# RECORDS PROVIDED start
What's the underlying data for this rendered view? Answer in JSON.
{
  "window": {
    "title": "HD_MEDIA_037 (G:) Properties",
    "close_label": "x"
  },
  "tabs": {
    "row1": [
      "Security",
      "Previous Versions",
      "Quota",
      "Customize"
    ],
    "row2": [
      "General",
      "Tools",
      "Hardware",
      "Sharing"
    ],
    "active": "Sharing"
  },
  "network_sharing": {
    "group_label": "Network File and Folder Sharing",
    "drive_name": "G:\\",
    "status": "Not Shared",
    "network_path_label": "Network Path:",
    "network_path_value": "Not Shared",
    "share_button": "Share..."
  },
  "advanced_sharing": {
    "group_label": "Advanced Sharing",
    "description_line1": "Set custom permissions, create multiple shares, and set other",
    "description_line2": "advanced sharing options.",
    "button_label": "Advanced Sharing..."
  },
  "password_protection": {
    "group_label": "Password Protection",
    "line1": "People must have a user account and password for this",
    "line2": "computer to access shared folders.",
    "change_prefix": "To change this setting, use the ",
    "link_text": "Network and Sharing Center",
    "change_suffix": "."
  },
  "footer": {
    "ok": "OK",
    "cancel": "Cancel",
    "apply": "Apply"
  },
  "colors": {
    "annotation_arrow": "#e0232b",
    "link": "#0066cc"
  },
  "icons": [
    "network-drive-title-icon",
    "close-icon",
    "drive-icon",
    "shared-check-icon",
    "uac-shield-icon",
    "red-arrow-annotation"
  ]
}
# RECORDS PROVIDED end
▶ _EXERCISE DESCRIPTION_:
Restate the data above exactly, keeping each word as it stands.

▶ _ANSWER TO THE PROBLEM_:
What's the underlying data for this rendered view? Answer in JSON.
{
  "window": {
    "title": "HD_MEDIA_037 (G:) Properties",
    "close_label": "x"
  },
  "tabs": {
    "row1": [
      "Security",
      "Previous Versions",
      "Quota",
      "Customize"
    ],
    "row2": [
      "General",
      "Tools",
      "Hardware",
      "Sharing"
    ],
    "active": "Sharing"
  },
  "network_sharing": {
    "group_label": "Network File and Folder Sharing",
    "drive_name": "G:\\",
    "status": "Not Shared",
    "network_path_label": "Network Path:",
    "network_path_value": "Not Shared",
    "share_button": "Share..."
  },
  "advanced_sharing": {
    "group_label": "Advanced Sharing",
    "description_line1": "Set custom permissions, create multiple shares, and set other",
    "description_line2": "advanced sharing options.",
    "button_label": "Advanced Sharing..."
  },
  "password_protection": {
    "group_label": "Password Protection",
    "line1": "People must have a user account and password for this",
    "line2": "computer to access shared folders.",
    "change_prefix": "To change this setting, use the ",
    "link_text": "Network and Sharing Center",
    "change_suffix": "."
  },
  "footer": {
    "ok": "OK",
    "cancel": "Cancel",
    "apply": "Apply"
  },
  "colors": {
    "annotation_arrow": "#e0232b",
    "link": "#0066cc"
  },
  "icons": [
    "network-drive-title-icon",
    "close-icon",
    "drive-icon",
    "shared-check-icon",
    "uac-shield-icon",
    "red-arrow-annotation"
  ]
}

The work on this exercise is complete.